[Entries with figure data]
——

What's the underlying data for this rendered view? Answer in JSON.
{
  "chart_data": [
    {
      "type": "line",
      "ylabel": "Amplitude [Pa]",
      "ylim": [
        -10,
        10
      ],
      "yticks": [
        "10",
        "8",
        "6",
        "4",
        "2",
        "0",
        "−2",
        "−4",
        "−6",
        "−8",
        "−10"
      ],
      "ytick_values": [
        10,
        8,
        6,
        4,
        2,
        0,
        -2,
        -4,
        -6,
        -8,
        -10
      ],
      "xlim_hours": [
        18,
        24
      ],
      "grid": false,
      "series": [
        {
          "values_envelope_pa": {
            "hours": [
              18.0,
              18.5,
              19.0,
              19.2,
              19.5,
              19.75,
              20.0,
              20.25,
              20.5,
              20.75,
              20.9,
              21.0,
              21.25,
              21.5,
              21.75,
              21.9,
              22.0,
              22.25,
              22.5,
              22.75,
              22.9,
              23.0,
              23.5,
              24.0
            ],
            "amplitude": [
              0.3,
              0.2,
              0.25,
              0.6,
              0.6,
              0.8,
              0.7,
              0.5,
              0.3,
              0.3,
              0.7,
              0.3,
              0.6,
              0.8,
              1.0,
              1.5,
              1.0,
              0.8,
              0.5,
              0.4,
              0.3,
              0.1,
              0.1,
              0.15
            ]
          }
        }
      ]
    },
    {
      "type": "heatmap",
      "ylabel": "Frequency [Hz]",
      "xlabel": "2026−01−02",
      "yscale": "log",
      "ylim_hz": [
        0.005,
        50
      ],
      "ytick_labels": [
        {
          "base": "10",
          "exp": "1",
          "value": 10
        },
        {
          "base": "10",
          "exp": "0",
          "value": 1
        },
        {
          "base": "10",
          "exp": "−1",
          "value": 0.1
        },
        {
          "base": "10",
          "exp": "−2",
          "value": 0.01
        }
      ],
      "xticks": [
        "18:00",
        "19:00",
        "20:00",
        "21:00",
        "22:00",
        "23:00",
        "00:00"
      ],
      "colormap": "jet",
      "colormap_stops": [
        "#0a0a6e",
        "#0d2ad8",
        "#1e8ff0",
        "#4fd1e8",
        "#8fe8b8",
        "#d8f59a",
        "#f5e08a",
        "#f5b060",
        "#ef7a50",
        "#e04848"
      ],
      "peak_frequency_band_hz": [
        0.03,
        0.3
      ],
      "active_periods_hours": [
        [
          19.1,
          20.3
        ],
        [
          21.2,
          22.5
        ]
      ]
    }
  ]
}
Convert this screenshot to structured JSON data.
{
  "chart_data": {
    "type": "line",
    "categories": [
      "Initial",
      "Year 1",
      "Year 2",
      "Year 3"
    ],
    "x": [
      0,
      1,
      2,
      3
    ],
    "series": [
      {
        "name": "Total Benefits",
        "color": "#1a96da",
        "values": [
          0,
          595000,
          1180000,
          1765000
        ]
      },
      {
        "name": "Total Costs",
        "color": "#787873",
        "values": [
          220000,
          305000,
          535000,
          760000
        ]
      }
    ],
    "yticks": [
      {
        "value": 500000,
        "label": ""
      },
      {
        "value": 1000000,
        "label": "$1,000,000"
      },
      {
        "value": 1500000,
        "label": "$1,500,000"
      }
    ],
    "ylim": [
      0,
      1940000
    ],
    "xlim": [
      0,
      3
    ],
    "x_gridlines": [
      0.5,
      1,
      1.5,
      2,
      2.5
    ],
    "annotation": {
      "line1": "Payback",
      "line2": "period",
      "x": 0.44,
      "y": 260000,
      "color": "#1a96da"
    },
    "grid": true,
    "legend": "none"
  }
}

——

> **Exercise directions**: Which lines include "JSON"? Copy each of them out.

> **Final result**:
What's the underlying data for this rendered view? Answer in JSON.
Convert this screenshot to structured JSON data.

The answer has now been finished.